__YOUR OBJECTIVE__: Identify all lines of the data containing the string "Caste" and copy them.

__THE DATA__:
-------------------------

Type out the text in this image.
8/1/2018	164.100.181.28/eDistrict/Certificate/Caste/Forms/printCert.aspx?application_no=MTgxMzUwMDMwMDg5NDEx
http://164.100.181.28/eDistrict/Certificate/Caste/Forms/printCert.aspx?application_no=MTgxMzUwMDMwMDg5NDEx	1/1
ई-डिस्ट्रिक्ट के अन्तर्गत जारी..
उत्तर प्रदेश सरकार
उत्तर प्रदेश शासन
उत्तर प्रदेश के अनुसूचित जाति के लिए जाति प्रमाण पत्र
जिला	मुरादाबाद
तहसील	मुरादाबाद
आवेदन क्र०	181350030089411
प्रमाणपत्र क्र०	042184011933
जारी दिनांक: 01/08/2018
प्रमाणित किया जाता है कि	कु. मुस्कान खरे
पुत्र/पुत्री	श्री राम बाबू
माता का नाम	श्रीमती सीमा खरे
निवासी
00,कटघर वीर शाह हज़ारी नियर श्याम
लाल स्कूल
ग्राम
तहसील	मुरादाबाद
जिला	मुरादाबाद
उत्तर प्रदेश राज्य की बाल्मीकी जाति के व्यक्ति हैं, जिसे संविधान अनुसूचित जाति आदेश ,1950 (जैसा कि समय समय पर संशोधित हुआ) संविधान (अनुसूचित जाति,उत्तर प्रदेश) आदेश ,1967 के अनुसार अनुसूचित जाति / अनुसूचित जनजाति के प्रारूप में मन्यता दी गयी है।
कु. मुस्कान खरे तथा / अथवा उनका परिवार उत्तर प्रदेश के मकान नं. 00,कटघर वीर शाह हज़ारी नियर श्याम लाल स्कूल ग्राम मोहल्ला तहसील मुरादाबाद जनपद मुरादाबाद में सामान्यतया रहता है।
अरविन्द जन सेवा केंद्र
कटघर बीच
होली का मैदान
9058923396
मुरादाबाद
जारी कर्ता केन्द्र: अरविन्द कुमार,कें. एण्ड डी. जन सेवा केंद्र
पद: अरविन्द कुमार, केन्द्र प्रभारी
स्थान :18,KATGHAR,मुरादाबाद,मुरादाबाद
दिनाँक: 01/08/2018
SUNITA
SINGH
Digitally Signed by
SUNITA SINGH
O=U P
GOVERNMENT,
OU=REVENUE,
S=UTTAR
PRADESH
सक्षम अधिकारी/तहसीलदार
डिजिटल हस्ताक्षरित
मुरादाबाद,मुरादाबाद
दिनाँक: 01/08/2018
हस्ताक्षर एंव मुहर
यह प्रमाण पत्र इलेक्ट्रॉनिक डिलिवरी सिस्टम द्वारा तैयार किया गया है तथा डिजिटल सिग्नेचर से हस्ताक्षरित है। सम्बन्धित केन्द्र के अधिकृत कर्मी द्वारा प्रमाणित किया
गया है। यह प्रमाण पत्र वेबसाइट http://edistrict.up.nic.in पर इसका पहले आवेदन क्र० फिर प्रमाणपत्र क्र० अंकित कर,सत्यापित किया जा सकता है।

-------------------------

__TASK RESULT__:
8/1/2018	164.100.181.28/eDistrict/Certificate/Caste/Forms/printCert.aspx?application_no=MTgxMzUwMDMwMDg5NDEx
http://164.100.181.28/eDistrict/Certificate/Caste/Forms/printCert.aspx?application_no=MTgxMzUwMDMwMDg5NDEx	1/1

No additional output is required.